>> begin DATA SUPPLIED

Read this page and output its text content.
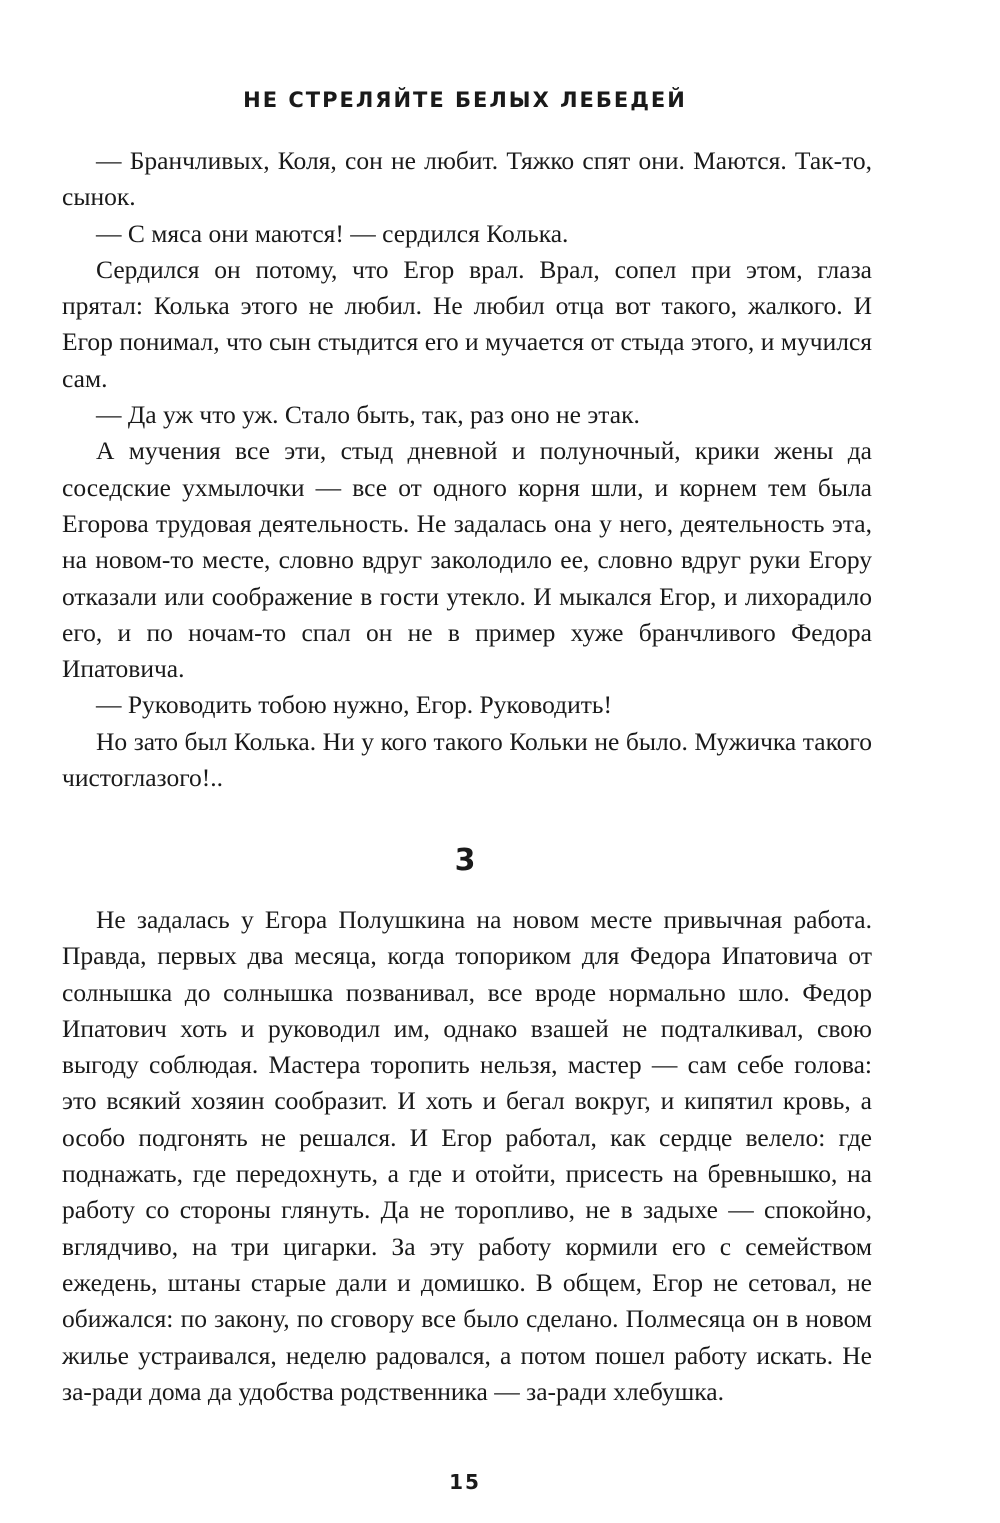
НЕ СТРЕЛЯЙТЕ БЕЛЫХ ЛЕБЕДЕЙ

— Бранчливых, Коля, сон не любит. Тяжко спят они. Маются. Так-то, сынок.

— С мяса они маются! — сердился Колька.

Сердился он потому, что Егор врал. Врал, сопел при этом, глаза прятал: Колька этого не любил. Не любил отца вот такого, жалкого. И Егор понимал, что сын стыдится его и мучается от стыда этого, и мучился сам.

— Да уж что уж. Стало быть, так, раз оно не этак.

А мучения все эти, стыд дневной и полуночный, крики жены да соседские ухмылочки — все от одного корня шли, и корнем тем была Егорова трудовая деятельность. Не задалась она у него, деятельность эта, на новом-то месте, словно вдруг заколодило ее, словно вдруг руки Егору отказали или соображение в гости утекло. И мыкался Егор, и лихорадило его, и по ночам-то спал он не в пример хуже бранчливого Федора Ипатовича.

— Руководить тобою нужно, Егор. Руководить!

Но зато был Колька. Ни у кого такого Кольки не было. Мужичка такого чистоглазого!..

3

Не задалась у Егора Полушкина на новом месте привычная работа. Правда, первых два месяца, когда топориком для Федора Ипатовича от солнышка до солнышка позванивал, все вроде нормально шло. Федор Ипатович хоть и руководил им, однако взашей не подталкивал, свою выгоду соблюдая. Мастера торопить нельзя, мастер — сам себе голова: это всякий хозяин сообразит. И хоть и бегал вокруг, и кипятил кровь, а особо подгонять не решался. И Егор работал, как сердце велело: где поднажать, где передохнуть, а где и отойти, присесть на бревнышко, на работу со стороны глянуть. Да не торопливо, не в задыхе — спокойно, вглядчиво, на три цигарки. За эту работу кормили его с семейством ежедень, штаны старые дали и домишко. В общем, Егор не сетовал, не обижался: по закону, по сговору все было сделано. Полмесяца он в новом жилье устраивался, неделю радовался, а потом пошел работу искать. Не за-ради дома да удобства родственника — за-ради хлебушка.

15
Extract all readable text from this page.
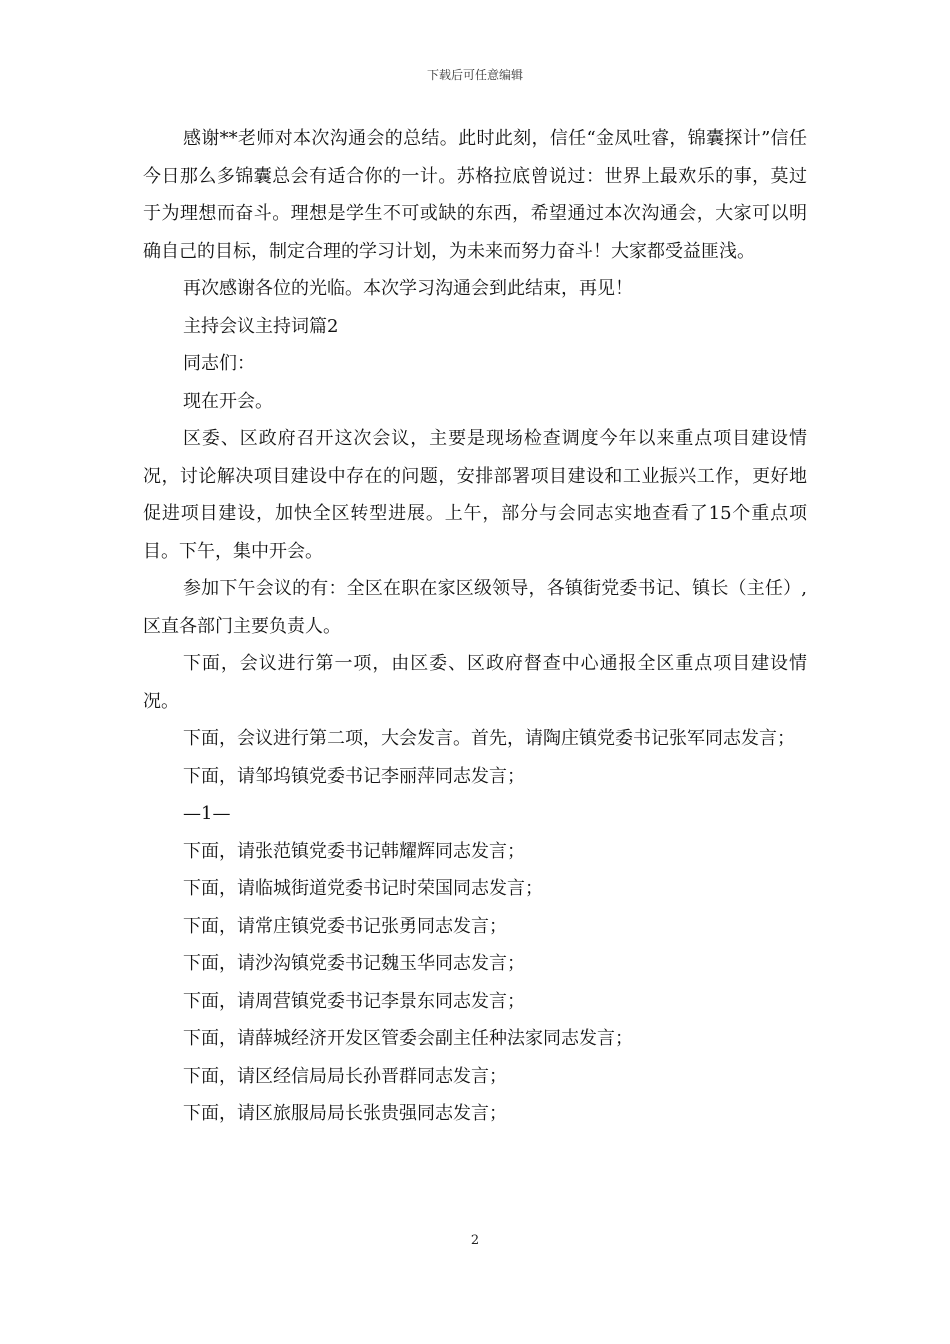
下载后可任意编辑

感谢**老师对本次沟通会的总结。此时此刻，信任“金凤吐睿，锦囊探计”信任今日那么多锦囊总会有适合你的一计。苏格拉底曾说过：世界上最欢乐的事，莫过于为理想而奋斗。理想是学生不可或缺的东西，希望通过本次沟通会，大家可以明确自己的目标，制定合理的学习计划，为未来而努力奋斗！大家都受益匪浅。

再次感谢各位的光临。本次学习沟通会到此结束，再见！

主持会议主持词篇2

同志们：

现在开会。

区委、区政府召开这次会议，主要是现场检查调度今年以来重点项目建设情况，讨论解决项目建设中存在的问题，安排部署项目建设和工业振兴工作，更好地促进项目建设，加快全区转型进展。上午，部分与会同志实地查看了15个重点项目。下午，集中开会。

参加下午会议的有：全区在职在家区级领导，各镇街党委书记、镇长（主任）,区直各部门主要负责人。

下面，会议进行第一项，由区委、区政府督查中心通报全区重点项目建设情况。

下面，会议进行第二项，大会发言。首先，请陶庄镇党委书记张军同志发言；

下面，请邹坞镇党委书记李丽萍同志发言；

—1—

下面，请张范镇党委书记韩耀辉同志发言；

下面，请临城街道党委书记时荣国同志发言；

下面，请常庄镇党委书记张勇同志发言；

下面，请沙沟镇党委书记魏玉华同志发言；

下面，请周营镇党委书记李景东同志发言；

下面，请薛城经济开发区管委会副主任种法家同志发言；

下面，请区经信局局长孙晋群同志发言；

下面，请区旅服局局长张贵强同志发言；

2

>> end DATA SUPPLIED

__AIM__. Quote the data above in full and without alteration; skip the pictures.

__ANSWER TO THE EXERCISE__.
Read this page and output its text content.
НЕ СТРЕЛЯЙТЕ БЕЛЫХ ЛЕБЕДЕЙ

— Бранчливых, Коля, сон не любит. Тяжко спят они. Маются. Так-то, сынок.

— С мяса они маются! — сердился Колька.

Сердился он потому, что Егор врал. Врал, сопел при этом, глаза прятал: Колька этого не любил. Не любил отца вот такого, жалкого. И Егор понимал, что сын стыдится его и мучается от стыда этого, и мучился сам.

— Да уж что уж. Стало быть, так, раз оно не этак.

А мучения все эти, стыд дневной и полуночный, крики жены да соседские ухмылочки — все от одного корня шли, и корнем тем была Егорова трудовая деятельность. Не задалась она у него, деятельность эта, на новом-то месте, словно вдруг заколодило ее, словно вдруг руки Егору отказали или соображение в гости утекло. И мыкался Егор, и лихорадило его, и по ночам-то спал он не в пример хуже бранчливого Федора Ипатовича.

— Руководить тобою нужно, Егор. Руководить!

Но зато был Колька. Ни у кого такого Кольки не было. Мужичка такого чистоглазого!..

3

Не задалась у Егора Полушкина на новом месте привычная работа. Правда, первых два месяца, когда топориком для Федора Ипатовича от солнышка до солнышка позванивал, все вроде нормально шло. Федор Ипатович хоть и руководил им, однако взашей не подталкивал, свою выгоду соблюдая. Мастера торопить нельзя, мастер — сам себе голова: это всякий хозяин сообразит. И хоть и бегал вокруг, и кипятил кровь, а особо подгонять не решался. И Егор работал, как сердце велело: где поднажать, где передохнуть, а где и отойти, присесть на бревнышко, на работу со стороны глянуть. Да не торопливо, не в задыхе — спокойно, вглядчиво, на три цигарки. За эту работу кормили его с семейством ежедень, штаны старые дали и домишко. В общем, Егор не сетовал, не обижался: по закону, по сговору все было сделано. Полмесяца он в новом жилье устраивался, неделю радовался, а потом пошел работу искать. Не за-ради дома да удобства родственника — за-ради хлебушка.

15
Extract all readable text from this page.
下载后可任意编辑

感谢**老师对本次沟通会的总结。此时此刻，信任“金凤吐睿，锦囊探计”信任今日那么多锦囊总会有适合你的一计。苏格拉底曾说过：世界上最欢乐的事，莫过于为理想而奋斗。理想是学生不可或缺的东西，希望通过本次沟通会，大家可以明确自己的目标，制定合理的学习计划，为未来而努力奋斗！大家都受益匪浅。

再次感谢各位的光临。本次学习沟通会到此结束，再见！

主持会议主持词篇2

同志们：

现在开会。

区委、区政府召开这次会议，主要是现场检查调度今年以来重点项目建设情况，讨论解决项目建设中存在的问题，安排部署项目建设和工业振兴工作，更好地促进项目建设，加快全区转型进展。上午，部分与会同志实地查看了15个重点项目。下午，集中开会。

参加下午会议的有：全区在职在家区级领导，各镇街党委书记、镇长（主任）,区直各部门主要负责人。

下面，会议进行第一项，由区委、区政府督查中心通报全区重点项目建设情况。

下面，会议进行第二项，大会发言。首先，请陶庄镇党委书记张军同志发言；

下面，请邹坞镇党委书记李丽萍同志发言；

—1—

下面，请张范镇党委书记韩耀辉同志发言；

下面，请临城街道党委书记时荣国同志发言；

下面，请常庄镇党委书记张勇同志发言；

下面，请沙沟镇党委书记魏玉华同志发言；

下面，请周营镇党委书记李景东同志发言；

下面，请薛城经济开发区管委会副主任种法家同志发言；

下面，请区经信局局长孙晋群同志发言；

下面，请区旅服局局长张贵强同志发言；

2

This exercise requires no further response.